Images do not belong in the copy. Retype all the entries below exactly.

»»

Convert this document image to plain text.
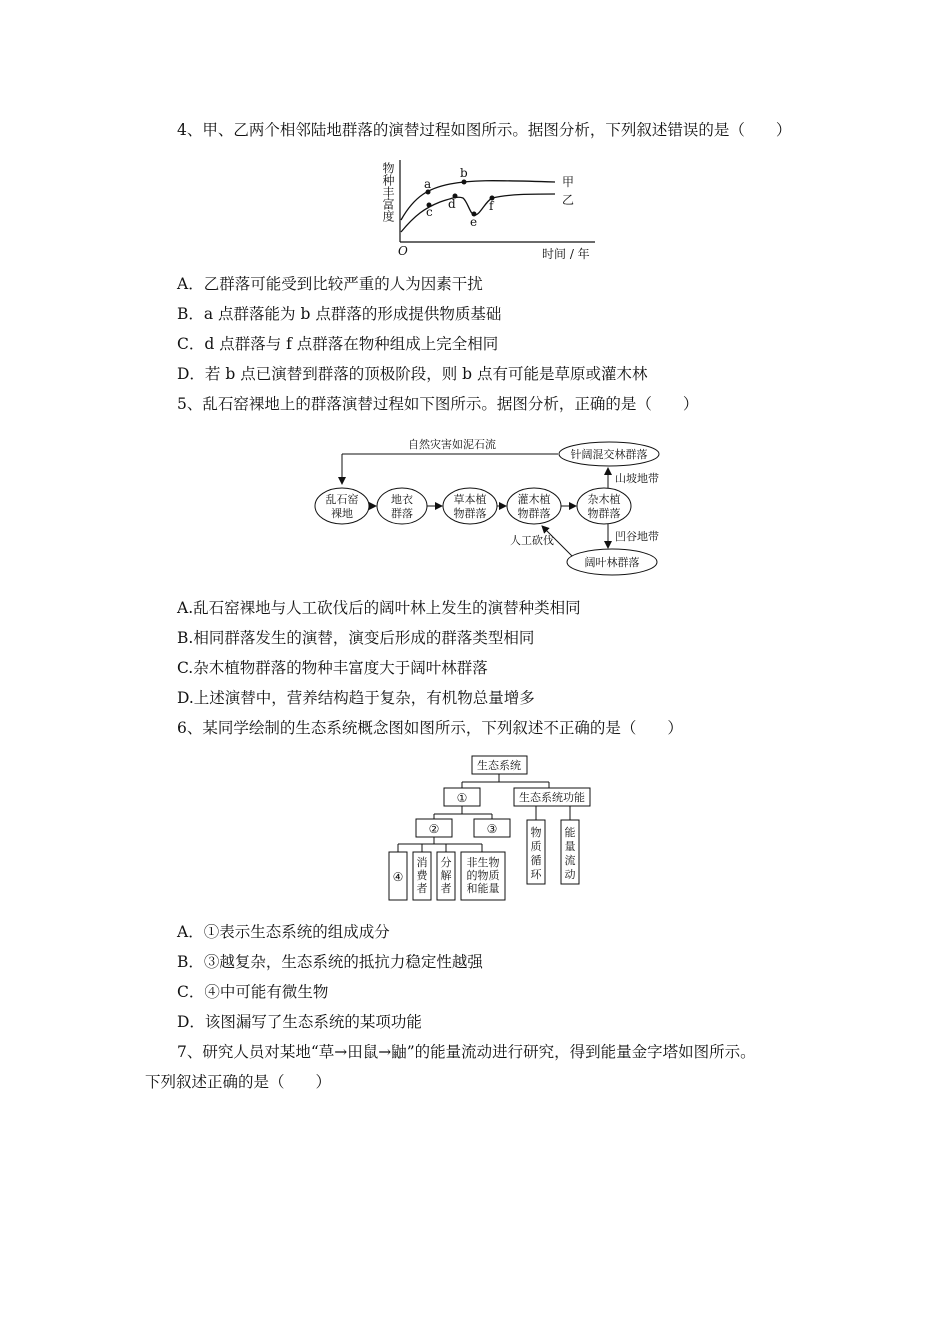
4、甲、乙两个相邻陆地群落的演替过程如图所示。据图分析，下列叙述错误的是（　　）
物种丰富度
O	时间 / 年
甲
乙
a
b
c
d
e
f
A．乙群落可能受到比较严重的人为因素干扰
B．a 点群落能为 b 点群落的形成提供物质基础
C．d 点群落与 f 点群落在物种组成上完全相同
D．若 b 点已演替到群落的顶极阶段，则 b 点有可能是草原或灌木林
5、乱石窑裸地上的群落演替过程如下图所示。据图分析，正确的是（　　）
自然灾害如泥石流
针阔混交林群落
乱石窑
裸地
地衣
群落
草本植
物群落
灌木植
物群落
杂木植
物群落
山坡地带
凹谷地带
阔叶林群落
人工砍伐
A.乱石窑裸地与人工砍伐后的阔叶林上发生的演替种类相同
B.相同群落发生的演替，演变后形成的群落类型相同
C.杂木植物群落的物种丰富度大于阔叶林群落
D.上述演替中，营养结构趋于复杂，有机物总量增多
6、某同学绘制的生态系统概念图如图所示，下列叙述不正确的是（　　）
生态系统
①	生态系统功能
②	③
④
消
费
者
分
解
者
非生物
的物质
和能量
物
质
循
环
能
量
流
动
A．①表示生态系统的组成成分
B．③越复杂，生态系统的抵抗力稳定性越强
C．④中可能有微生物
D．该图漏写了生态系统的某项功能
7、研究人员对某地“草→田鼠→鼬”的能量流动进行研究，得到能量金字塔如图所示。
下列叙述正确的是（　　）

««

### Solution
Convert this document image to plain text.
4、甲、乙两个相邻陆地群落的演替过程如图所示。据图分析，下列叙述错误的是（　　）
物种丰富度
O	时间 / 年
甲
乙
a
b
c
d
e
f
A．乙群落可能受到比较严重的人为因素干扰
B．a 点群落能为 b 点群落的形成提供物质基础
C．d 点群落与 f 点群落在物种组成上完全相同
D．若 b 点已演替到群落的顶极阶段，则 b 点有可能是草原或灌木林
5、乱石窑裸地上的群落演替过程如下图所示。据图分析，正确的是（　　）
自然灾害如泥石流
针阔混交林群落
乱石窑
裸地
地衣
群落
草本植
物群落
灌木植
物群落
杂木植
物群落
山坡地带
凹谷地带
阔叶林群落
人工砍伐
A.乱石窑裸地与人工砍伐后的阔叶林上发生的演替种类相同
B.相同群落发生的演替，演变后形成的群落类型相同
C.杂木植物群落的物种丰富度大于阔叶林群落
D.上述演替中，营养结构趋于复杂，有机物总量增多
6、某同学绘制的生态系统概念图如图所示，下列叙述不正确的是（　　）
生态系统
①	生态系统功能
②	③
④
消
费
者
分
解
者
非生物
的物质
和能量
物
质
循
环
能
量
流
动
A．①表示生态系统的组成成分
B．③越复杂，生态系统的抵抗力稳定性越强
C．④中可能有微生物
D．该图漏写了生态系统的某项功能
7、研究人员对某地“草→田鼠→鼬”的能量流动进行研究，得到能量金字塔如图所示。
下列叙述正确的是（　　）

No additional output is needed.